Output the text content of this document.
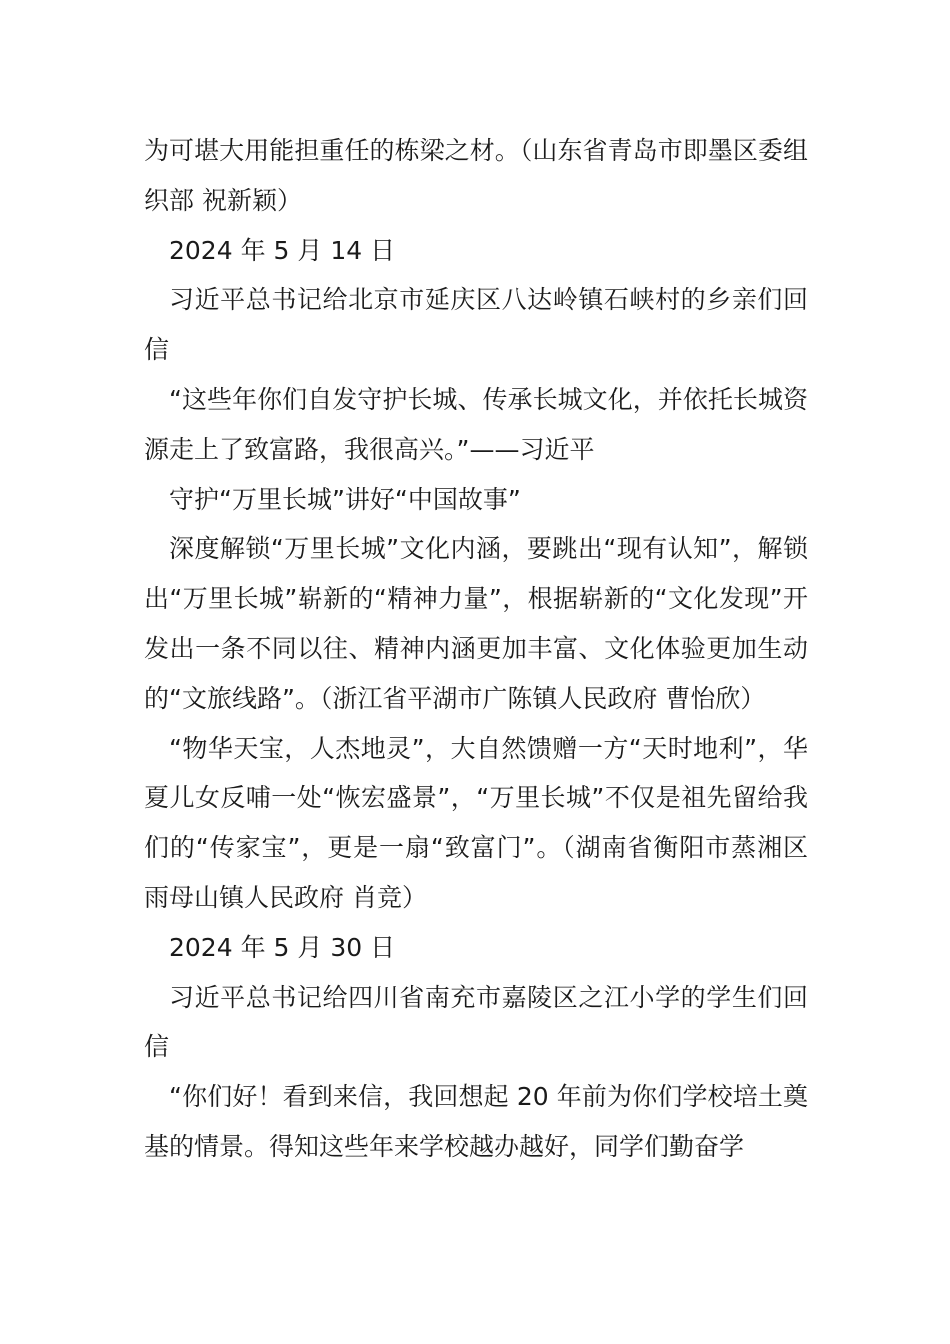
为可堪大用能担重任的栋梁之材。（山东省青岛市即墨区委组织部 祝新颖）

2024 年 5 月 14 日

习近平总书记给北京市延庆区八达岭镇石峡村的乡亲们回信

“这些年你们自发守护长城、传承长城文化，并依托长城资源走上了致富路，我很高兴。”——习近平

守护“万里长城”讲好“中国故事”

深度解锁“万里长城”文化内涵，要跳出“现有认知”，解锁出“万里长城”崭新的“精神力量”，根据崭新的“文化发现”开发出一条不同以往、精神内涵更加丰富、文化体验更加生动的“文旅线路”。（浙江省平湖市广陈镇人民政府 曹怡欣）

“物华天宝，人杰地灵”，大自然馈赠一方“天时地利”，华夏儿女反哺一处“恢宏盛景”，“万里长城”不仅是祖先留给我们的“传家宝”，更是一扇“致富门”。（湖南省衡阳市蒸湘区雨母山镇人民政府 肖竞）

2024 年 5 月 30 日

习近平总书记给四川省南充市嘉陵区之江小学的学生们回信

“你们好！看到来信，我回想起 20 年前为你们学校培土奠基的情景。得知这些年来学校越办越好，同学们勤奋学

**WRITTEN PROBLEM**: Copy out every line of the material above exactly, skipping the pictures.

**RESULT**:
Output the text content of this document.
为可堪大用能担重任的栋梁之材。（山东省青岛市即墨区委组织部 祝新颖）

2024 年 5 月 14 日

习近平总书记给北京市延庆区八达岭镇石峡村的乡亲们回信

“这些年你们自发守护长城、传承长城文化，并依托长城资源走上了致富路，我很高兴。”——习近平

守护“万里长城”讲好“中国故事”

深度解锁“万里长城”文化内涵，要跳出“现有认知”，解锁出“万里长城”崭新的“精神力量”，根据崭新的“文化发现”开发出一条不同以往、精神内涵更加丰富、文化体验更加生动的“文旅线路”。（浙江省平湖市广陈镇人民政府 曹怡欣）

“物华天宝，人杰地灵”，大自然馈赠一方“天时地利”，华夏儿女反哺一处“恢宏盛景”，“万里长城”不仅是祖先留给我们的“传家宝”，更是一扇“致富门”。（湖南省衡阳市蒸湘区雨母山镇人民政府 肖竞）

2024 年 5 月 30 日

习近平总书记给四川省南充市嘉陵区之江小学的学生们回信

“你们好！看到来信，我回想起 20 年前为你们学校培土奠基的情景。得知这些年来学校越办越好，同学们勤奋学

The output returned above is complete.